THE PROBLEM:
Convert every line of the listing below into a Markdown table with two columns, No. and Line, and leave out any blank lines.

# START OF RECORDS FOR THE EXERCISE

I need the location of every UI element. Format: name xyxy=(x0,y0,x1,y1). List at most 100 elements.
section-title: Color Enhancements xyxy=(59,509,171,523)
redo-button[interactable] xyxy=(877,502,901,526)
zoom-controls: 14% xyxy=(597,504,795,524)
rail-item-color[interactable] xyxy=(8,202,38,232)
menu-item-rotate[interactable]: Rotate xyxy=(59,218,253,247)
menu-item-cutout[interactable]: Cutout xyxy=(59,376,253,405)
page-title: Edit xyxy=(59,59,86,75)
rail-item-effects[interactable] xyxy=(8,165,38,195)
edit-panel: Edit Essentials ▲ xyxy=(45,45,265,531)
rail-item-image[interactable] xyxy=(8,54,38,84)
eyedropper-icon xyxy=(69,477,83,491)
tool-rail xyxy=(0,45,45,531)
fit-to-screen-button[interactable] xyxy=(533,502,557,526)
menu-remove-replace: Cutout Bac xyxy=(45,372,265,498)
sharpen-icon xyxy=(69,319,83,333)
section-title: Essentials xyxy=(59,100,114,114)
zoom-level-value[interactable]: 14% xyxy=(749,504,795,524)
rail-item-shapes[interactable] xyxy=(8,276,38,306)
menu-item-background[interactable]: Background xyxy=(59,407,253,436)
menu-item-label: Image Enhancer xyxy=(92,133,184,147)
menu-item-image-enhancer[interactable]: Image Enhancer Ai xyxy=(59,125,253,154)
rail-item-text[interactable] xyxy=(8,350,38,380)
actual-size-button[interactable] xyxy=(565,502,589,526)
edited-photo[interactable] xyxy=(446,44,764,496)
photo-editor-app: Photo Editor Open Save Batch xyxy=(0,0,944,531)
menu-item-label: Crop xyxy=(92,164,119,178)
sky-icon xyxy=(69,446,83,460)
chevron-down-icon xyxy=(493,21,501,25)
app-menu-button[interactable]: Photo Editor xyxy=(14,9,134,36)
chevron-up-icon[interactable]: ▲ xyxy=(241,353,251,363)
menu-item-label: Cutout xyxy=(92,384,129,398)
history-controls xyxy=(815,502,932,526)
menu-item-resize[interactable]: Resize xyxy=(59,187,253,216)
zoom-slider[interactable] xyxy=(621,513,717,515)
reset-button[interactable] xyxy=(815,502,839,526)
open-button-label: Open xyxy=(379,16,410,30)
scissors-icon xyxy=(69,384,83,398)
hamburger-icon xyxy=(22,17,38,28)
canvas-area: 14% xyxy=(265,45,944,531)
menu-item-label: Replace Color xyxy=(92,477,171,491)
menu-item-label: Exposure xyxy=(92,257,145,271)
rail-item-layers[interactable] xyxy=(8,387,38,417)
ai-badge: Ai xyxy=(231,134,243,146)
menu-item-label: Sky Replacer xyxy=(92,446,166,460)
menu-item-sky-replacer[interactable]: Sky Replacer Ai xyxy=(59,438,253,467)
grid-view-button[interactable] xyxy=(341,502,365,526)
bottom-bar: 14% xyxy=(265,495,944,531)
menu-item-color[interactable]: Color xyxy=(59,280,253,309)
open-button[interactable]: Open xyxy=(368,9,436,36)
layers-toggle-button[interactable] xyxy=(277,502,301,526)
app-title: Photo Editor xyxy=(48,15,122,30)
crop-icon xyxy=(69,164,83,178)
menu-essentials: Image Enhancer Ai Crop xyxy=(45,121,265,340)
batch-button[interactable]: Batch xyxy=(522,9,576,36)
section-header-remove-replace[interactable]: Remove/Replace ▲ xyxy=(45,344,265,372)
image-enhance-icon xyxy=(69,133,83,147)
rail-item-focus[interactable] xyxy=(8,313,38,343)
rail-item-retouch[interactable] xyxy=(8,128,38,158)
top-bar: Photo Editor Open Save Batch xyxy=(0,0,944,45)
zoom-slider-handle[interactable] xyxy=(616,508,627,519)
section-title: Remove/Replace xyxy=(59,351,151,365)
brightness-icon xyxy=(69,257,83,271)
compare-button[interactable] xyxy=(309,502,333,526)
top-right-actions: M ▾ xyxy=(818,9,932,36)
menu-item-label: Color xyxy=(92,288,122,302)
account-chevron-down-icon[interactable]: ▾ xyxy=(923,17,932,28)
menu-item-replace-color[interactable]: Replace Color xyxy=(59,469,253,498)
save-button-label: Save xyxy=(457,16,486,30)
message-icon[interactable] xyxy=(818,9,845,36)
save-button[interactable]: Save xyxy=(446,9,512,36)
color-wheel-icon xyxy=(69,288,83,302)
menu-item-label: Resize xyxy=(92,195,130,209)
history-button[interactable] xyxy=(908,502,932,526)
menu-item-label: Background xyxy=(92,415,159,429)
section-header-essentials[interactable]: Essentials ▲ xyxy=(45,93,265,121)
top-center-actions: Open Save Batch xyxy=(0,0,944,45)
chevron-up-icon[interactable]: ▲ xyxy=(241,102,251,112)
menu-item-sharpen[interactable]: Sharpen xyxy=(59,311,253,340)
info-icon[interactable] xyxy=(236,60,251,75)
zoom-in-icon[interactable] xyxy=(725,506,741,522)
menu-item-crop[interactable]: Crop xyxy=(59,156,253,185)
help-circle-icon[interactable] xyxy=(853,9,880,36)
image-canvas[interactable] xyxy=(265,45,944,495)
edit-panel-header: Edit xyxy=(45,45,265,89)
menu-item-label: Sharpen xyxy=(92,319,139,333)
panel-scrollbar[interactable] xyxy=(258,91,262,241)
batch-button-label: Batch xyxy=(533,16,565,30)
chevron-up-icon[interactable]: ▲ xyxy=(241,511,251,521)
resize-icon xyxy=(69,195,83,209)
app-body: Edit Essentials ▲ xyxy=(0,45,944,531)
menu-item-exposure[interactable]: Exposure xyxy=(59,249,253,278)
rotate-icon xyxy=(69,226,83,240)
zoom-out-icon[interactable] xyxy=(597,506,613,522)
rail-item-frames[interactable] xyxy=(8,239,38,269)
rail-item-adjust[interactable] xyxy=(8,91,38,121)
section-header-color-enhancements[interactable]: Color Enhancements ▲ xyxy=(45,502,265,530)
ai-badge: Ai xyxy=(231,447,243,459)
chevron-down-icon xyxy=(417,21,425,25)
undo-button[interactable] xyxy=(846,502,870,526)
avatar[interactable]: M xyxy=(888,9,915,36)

# END OF RECORDS FOR THE EXERCISE

WRITTEN RESPONSE:
| No. | Line |
|---|---|
| 1 | I need the location of every UI element. Format: name xyxy=(x0,y0,x1,y1). List at most 100 elements. |
| 2 | section-title: Color Enhancements xyxy=(59,509,171,523) |
| 3 | redo-button[interactable] xyxy=(877,502,901,526) |
| 4 | zoom-controls: 14% xyxy=(597,504,795,524) |
| 5 | rail-item-color[interactable] xyxy=(8,202,38,232) |
| 6 | menu-item-rotate[interactable]: Rotate xyxy=(59,218,253,247) |
| 7 | menu-item-cutout[interactable]: Cutout xyxy=(59,376,253,405) |
| 8 | page-title: Edit xyxy=(59,59,86,75) |
| 9 | rail-item-effects[interactable] xyxy=(8,165,38,195) |
| 10 | edit-panel: Edit Essentials ▲ xyxy=(45,45,265,531) |
| 11 | rail-item-image[interactable] xyxy=(8,54,38,84) |
| 12 | eyedropper-icon xyxy=(69,477,83,491) |
| 13 | tool-rail xyxy=(0,45,45,531) |
| 14 | fit-to-screen-button[interactable] xyxy=(533,502,557,526) |
| 15 | menu-remove-replace: Cutout Bac xyxy=(45,372,265,498) |
| 16 | sharpen-icon xyxy=(69,319,83,333) |
| 17 | section-title: Essentials xyxy=(59,100,114,114) |
| 18 | zoom-level-value[interactable]: 14% xyxy=(749,504,795,524) |
| 19 | rail-item-shapes[interactable] xyxy=(8,276,38,306) |
| 20 | menu-item-background[interactable]: Background xyxy=(59,407,253,436) |
| 21 | menu-item-label: Image Enhancer xyxy=(92,133,184,147) |
| 22 | menu-item-image-enhancer[interactable]: Image Enhancer Ai xyxy=(59,125,253,154) |
| 23 | rail-item-text[interactable] xyxy=(8,350,38,380) |
| 24 | actual-size-button[interactable] xyxy=(565,502,589,526) |
| 25 | edited-photo[interactable] xyxy=(446,44,764,496) |
| 26 | photo-editor-app: Photo Editor Open Save Batch xyxy=(0,0,944,531) |
| 27 | menu-item-label: Crop xyxy=(92,164,119,178) |
| 28 | sky-icon xyxy=(69,446,83,460) |
| 29 | chevron-down-icon xyxy=(493,21,501,25) |
| 30 | app-menu-button[interactable]: Photo Editor xyxy=(14,9,134,36) |
| 31 | chevron-up-icon[interactable]: ▲ xyxy=(241,353,251,363) |
| 32 | menu-item-label: Cutout xyxy=(92,384,129,398) |
| 33 | history-controls xyxy=(815,502,932,526) |
| 34 | menu-item-resize[interactable]: Resize xyxy=(59,187,253,216) |
| 35 | zoom-slider[interactable] xyxy=(621,513,717,515) |
| 36 | reset-button[interactable] xyxy=(815,502,839,526) |
| 37 | open-button-label: Open xyxy=(379,16,410,30) |
| 38 | scissors-icon xyxy=(69,384,83,398) |
| 39 | hamburger-icon xyxy=(22,17,38,28) |
| 40 | canvas-area: 14% xyxy=(265,45,944,531) |
| 41 | menu-item-label: Replace Color xyxy=(92,477,171,491) |
| 42 | menu-item-label: Exposure xyxy=(92,257,145,271) |
| 43 | rail-item-layers[interactable] xyxy=(8,387,38,417) |
| 44 | ai-badge: Ai xyxy=(231,134,243,146) |
| 45 | menu-item-label: Sky Replacer xyxy=(92,446,166,460) |
| 46 | menu-item-sky-replacer[interactable]: Sky Replacer Ai xyxy=(59,438,253,467) |
| 47 | grid-view-button[interactable] xyxy=(341,502,365,526) |
| 48 | bottom-bar: 14% xyxy=(265,495,944,531) |
| 49 | menu-item-color[interactable]: Color xyxy=(59,280,253,309) |
| 50 | open-button[interactable]: Open xyxy=(368,9,436,36) |
| 51 | layers-toggle-button[interactable] xyxy=(277,502,301,526) |
| 52 | app-title: Photo Editor xyxy=(48,15,122,30) |
| 53 | crop-icon xyxy=(69,164,83,178) |
| 54 | menu-essentials: Image Enhancer Ai Crop xyxy=(45,121,265,340) |
| 55 | batch-button[interactable]: Batch xyxy=(522,9,576,36) |
| 56 | section-header-remove-replace[interactable]: Remove/Replace ▲ xyxy=(45,344,265,372) |
| 57 | image-enhance-icon xyxy=(69,133,83,147) |
| 58 | rail-item-focus[interactable] xyxy=(8,313,38,343) |
| 59 | rail-item-retouch[interactable] xyxy=(8,128,38,158) |
| 60 | top-bar: Photo Editor Open Save Batch xyxy=(0,0,944,45) |
| 61 | zoom-slider-handle[interactable] xyxy=(616,508,627,519) |
| 62 | section-title: Remove/Replace xyxy=(59,351,151,365) |
| 63 | brightness-icon xyxy=(69,257,83,271) |
| 64 | compare-button[interactable] xyxy=(309,502,333,526) |
| 65 | top-right-actions: M ▾ xyxy=(818,9,932,36) |
| 66 | menu-item-label: Color xyxy=(92,288,122,302) |
| 67 | account-chevron-down-icon[interactable]: ▾ xyxy=(923,17,932,28) |
| 68 | menu-item-replace-color[interactable]: Replace Color xyxy=(59,469,253,498) |
| 69 | save-button-label: Save xyxy=(457,16,486,30) |
| 70 | message-icon[interactable] xyxy=(818,9,845,36) |
| 71 | save-button[interactable]: Save xyxy=(446,9,512,36) |
| 72 | color-wheel-icon xyxy=(69,288,83,302) |
| 73 | menu-item-label: Resize xyxy=(92,195,130,209) |
| 74 | history-button[interactable] xyxy=(908,502,932,526) |
| 75 | menu-item-label: Background xyxy=(92,415,159,429) |
| 76 | section-header-essentials[interactable]: Essentials ▲ xyxy=(45,93,265,121) |
| 77 | top-center-actions: Open Save Batch xyxy=(0,0,944,45) |
| 78 | chevron-up-icon[interactable]: ▲ xyxy=(241,102,251,112) |
| 79 | menu-item-sharpen[interactable]: Sharpen xyxy=(59,311,253,340) |
| 80 | info-icon[interactable] xyxy=(236,60,251,75) |
| 81 | zoom-in-icon[interactable] xyxy=(725,506,741,522) |
| 82 | menu-item-crop[interactable]: Crop xyxy=(59,156,253,185) |
| 83 | help-circle-icon[interactable] xyxy=(853,9,880,36) |
| 84 | image-canvas[interactable] xyxy=(265,45,944,495) |
| 85 | edit-panel-header: Edit xyxy=(45,45,265,89) |
| 86 | menu-item-label: Sharpen xyxy=(92,319,139,333) |
| 87 | panel-scrollbar[interactable] xyxy=(258,91,262,241) |
| 88 | batch-button-label: Batch xyxy=(533,16,565,30) |
| 89 | chevron-up-icon[interactable]: ▲ xyxy=(241,511,251,521) |
| 90 | resize-icon xyxy=(69,195,83,209) |
| 91 | app-body: Edit Essentials ▲ xyxy=(0,45,944,531) |
| 92 | menu-item-exposure[interactable]: Exposure xyxy=(59,249,253,278) |
| 93 | rotate-icon xyxy=(69,226,83,240) |
| 94 | zoom-out-icon[interactable] xyxy=(597,506,613,522) |
| 95 | rail-item-frames[interactable] xyxy=(8,239,38,269) |
| 96 | rail-item-adjust[interactable] xyxy=(8,91,38,121) |
| 97 | section-header-color-enhancements[interactable]: Color Enhancements ▲ xyxy=(45,502,265,530) |
| 98 | ai-badge: Ai xyxy=(231,447,243,459) |
| 99 | chevron-down-icon xyxy=(417,21,425,25) |
| 100 | undo-button[interactable] xyxy=(846,502,870,526) |
| 101 | avatar[interactable]: M xyxy=(888,9,915,36) |